## Objective
Give all the lines below again, exactly, with no pictures.

## Saved entries
== == ==

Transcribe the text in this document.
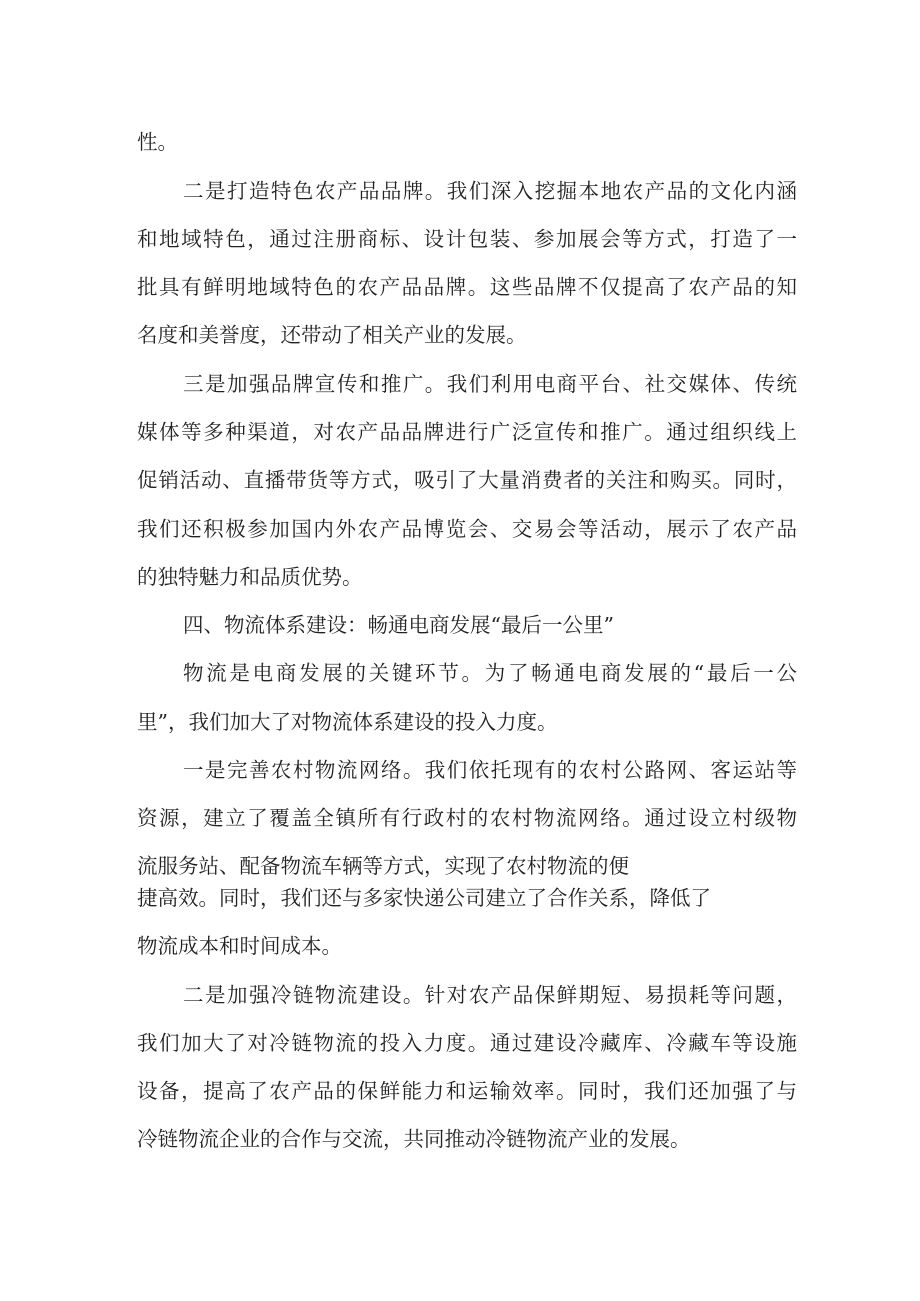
性。
二是打造特色农产品品牌。我们深入挖掘本地农产品的文化内涵
和地域特色，通过注册商标、设计包装、参加展会等方式，打造了一
批具有鲜明地域特色的农产品品牌。这些品牌不仅提高了农产品的知
名度和美誉度，还带动了相关产业的发展。
三是加强品牌宣传和推广。我们利用电商平台、社交媒体、传统
媒体等多种渠道，对农产品品牌进行广泛宣传和推广。通过组织线上
促销活动、直播带货等方式，吸引了大量消费者的关注和购买。同时，
我们还积极参加国内外农产品博览会、交易会等活动，展示了农产品
的独特魅力和品质优势。
四、物流体系建设：畅通电商发展“最后一公里”
物流是电商发展的关键环节。为了畅通电商发展的“最后一公
里”，我们加大了对物流体系建设的投入力度。
一是完善农村物流网络。我们依托现有的农村公路网、客运站等
资源，建立了覆盖全镇所有行政村的农村物流网络。通过设立村级物
流服务站、配备物流车辆等方式，实现了农村物流的便
捷高效。同时，我们还与多家快递公司建立了合作关系，降低了
物流成本和时间成本。
二是加强冷链物流建设。针对农产品保鲜期短、易损耗等问题，
我们加大了对冷链物流的投入力度。通过建设冷藏库、冷藏车等设施
设备，提高了农产品的保鲜能力和运输效率。同时，我们还加强了与
冷链物流企业的合作与交流，共同推动冷链物流产业的发展。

== == ==

## Response for this exercise
Transcribe the text in this document.
性。
二是打造特色农产品品牌。我们深入挖掘本地农产品的文化内涵
和地域特色，通过注册商标、设计包装、参加展会等方式，打造了一
批具有鲜明地域特色的农产品品牌。这些品牌不仅提高了农产品的知
名度和美誉度，还带动了相关产业的发展。
三是加强品牌宣传和推广。我们利用电商平台、社交媒体、传统
媒体等多种渠道，对农产品品牌进行广泛宣传和推广。通过组织线上
促销活动、直播带货等方式，吸引了大量消费者的关注和购买。同时，
我们还积极参加国内外农产品博览会、交易会等活动，展示了农产品
的独特魅力和品质优势。
四、物流体系建设：畅通电商发展“最后一公里”
物流是电商发展的关键环节。为了畅通电商发展的“最后一公
里”，我们加大了对物流体系建设的投入力度。
一是完善农村物流网络。我们依托现有的农村公路网、客运站等
资源，建立了覆盖全镇所有行政村的农村物流网络。通过设立村级物
流服务站、配备物流车辆等方式，实现了农村物流的便
捷高效。同时，我们还与多家快递公司建立了合作关系，降低了
物流成本和时间成本。
二是加强冷链物流建设。针对农产品保鲜期短、易损耗等问题，
我们加大了对冷链物流的投入力度。通过建设冷藏库、冷藏车等设施
设备，提高了农产品的保鲜能力和运输效率。同时，我们还加强了与
冷链物流企业的合作与交流，共同推动冷链物流产业的发展。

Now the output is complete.